Reproduce all of the entries below verbatim, line for line.

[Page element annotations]
• • • • • • •

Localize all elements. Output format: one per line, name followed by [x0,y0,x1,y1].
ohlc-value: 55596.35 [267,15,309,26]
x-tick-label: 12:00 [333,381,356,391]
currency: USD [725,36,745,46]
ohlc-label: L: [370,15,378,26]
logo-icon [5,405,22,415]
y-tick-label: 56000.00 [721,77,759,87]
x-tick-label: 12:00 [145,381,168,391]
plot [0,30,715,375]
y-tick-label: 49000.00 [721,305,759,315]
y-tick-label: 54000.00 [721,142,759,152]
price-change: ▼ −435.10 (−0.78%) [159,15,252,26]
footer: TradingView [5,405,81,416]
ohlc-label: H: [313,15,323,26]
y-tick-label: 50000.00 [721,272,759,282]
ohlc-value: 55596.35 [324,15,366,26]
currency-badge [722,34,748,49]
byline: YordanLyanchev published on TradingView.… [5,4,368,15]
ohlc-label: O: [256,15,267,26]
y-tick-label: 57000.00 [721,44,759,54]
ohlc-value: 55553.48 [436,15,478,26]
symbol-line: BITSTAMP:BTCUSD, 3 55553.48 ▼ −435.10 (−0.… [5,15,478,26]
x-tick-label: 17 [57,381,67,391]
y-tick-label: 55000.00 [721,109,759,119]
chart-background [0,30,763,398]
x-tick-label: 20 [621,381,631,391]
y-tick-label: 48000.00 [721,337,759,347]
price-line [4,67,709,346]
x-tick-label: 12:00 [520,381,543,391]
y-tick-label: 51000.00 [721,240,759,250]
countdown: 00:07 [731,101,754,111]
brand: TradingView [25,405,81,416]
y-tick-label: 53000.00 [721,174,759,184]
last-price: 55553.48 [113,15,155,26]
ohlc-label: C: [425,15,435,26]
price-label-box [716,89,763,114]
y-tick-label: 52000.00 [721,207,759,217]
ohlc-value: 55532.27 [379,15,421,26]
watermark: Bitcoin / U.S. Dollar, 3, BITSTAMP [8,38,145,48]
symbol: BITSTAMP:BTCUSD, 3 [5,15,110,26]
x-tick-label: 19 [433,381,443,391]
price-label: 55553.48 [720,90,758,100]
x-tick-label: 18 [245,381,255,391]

• • • • • • •

--- EXPECTED ANSWER ---
Localize all elements. Output format: one per line, name followed by [x0,y0,x1,y1].
ohlc-value: 55596.35 [267,15,309,26]
x-tick-label: 12:00 [333,381,356,391]
currency: USD [725,36,745,46]
ohlc-label: L: [370,15,378,26]
logo-icon [5,405,22,415]
y-tick-label: 56000.00 [721,77,759,87]
x-tick-label: 12:00 [145,381,168,391]
plot [0,30,715,375]
y-tick-label: 49000.00 [721,305,759,315]
y-tick-label: 54000.00 [721,142,759,152]
price-change: ▼ −435.10 (−0.78%) [159,15,252,26]
footer: TradingView [5,405,81,416]
ohlc-label: H: [313,15,323,26]
y-tick-label: 50000.00 [721,272,759,282]
ohlc-value: 55596.35 [324,15,366,26]
currency-badge [722,34,748,49]
byline: YordanLyanchev published on TradingView.… [5,4,368,15]
ohlc-label: O: [256,15,267,26]
y-tick-label: 57000.00 [721,44,759,54]
ohlc-value: 55553.48 [436,15,478,26]
symbol-line: BITSTAMP:BTCUSD, 3 55553.48 ▼ −435.10 (−0.… [5,15,478,26]
x-tick-label: 17 [57,381,67,391]
y-tick-label: 55000.00 [721,109,759,119]
chart-background [0,30,763,398]
x-tick-label: 20 [621,381,631,391]
y-tick-label: 48000.00 [721,337,759,347]
price-line [4,67,709,346]
x-tick-label: 12:00 [520,381,543,391]
y-tick-label: 51000.00 [721,240,759,250]
countdown: 00:07 [731,101,754,111]
brand: TradingView [25,405,81,416]
y-tick-label: 53000.00 [721,174,759,184]
last-price: 55553.48 [113,15,155,26]
ohlc-label: C: [425,15,435,26]
price-label-box [716,89,763,114]
y-tick-label: 52000.00 [721,207,759,217]
ohlc-value: 55532.27 [379,15,421,26]
watermark: Bitcoin / U.S. Dollar, 3, BITSTAMP [8,38,145,48]
symbol: BITSTAMP:BTCUSD, 3 [5,15,110,26]
x-tick-label: 19 [433,381,443,391]
price-label: 55553.48 [720,90,758,100]
x-tick-label: 18 [245,381,255,391]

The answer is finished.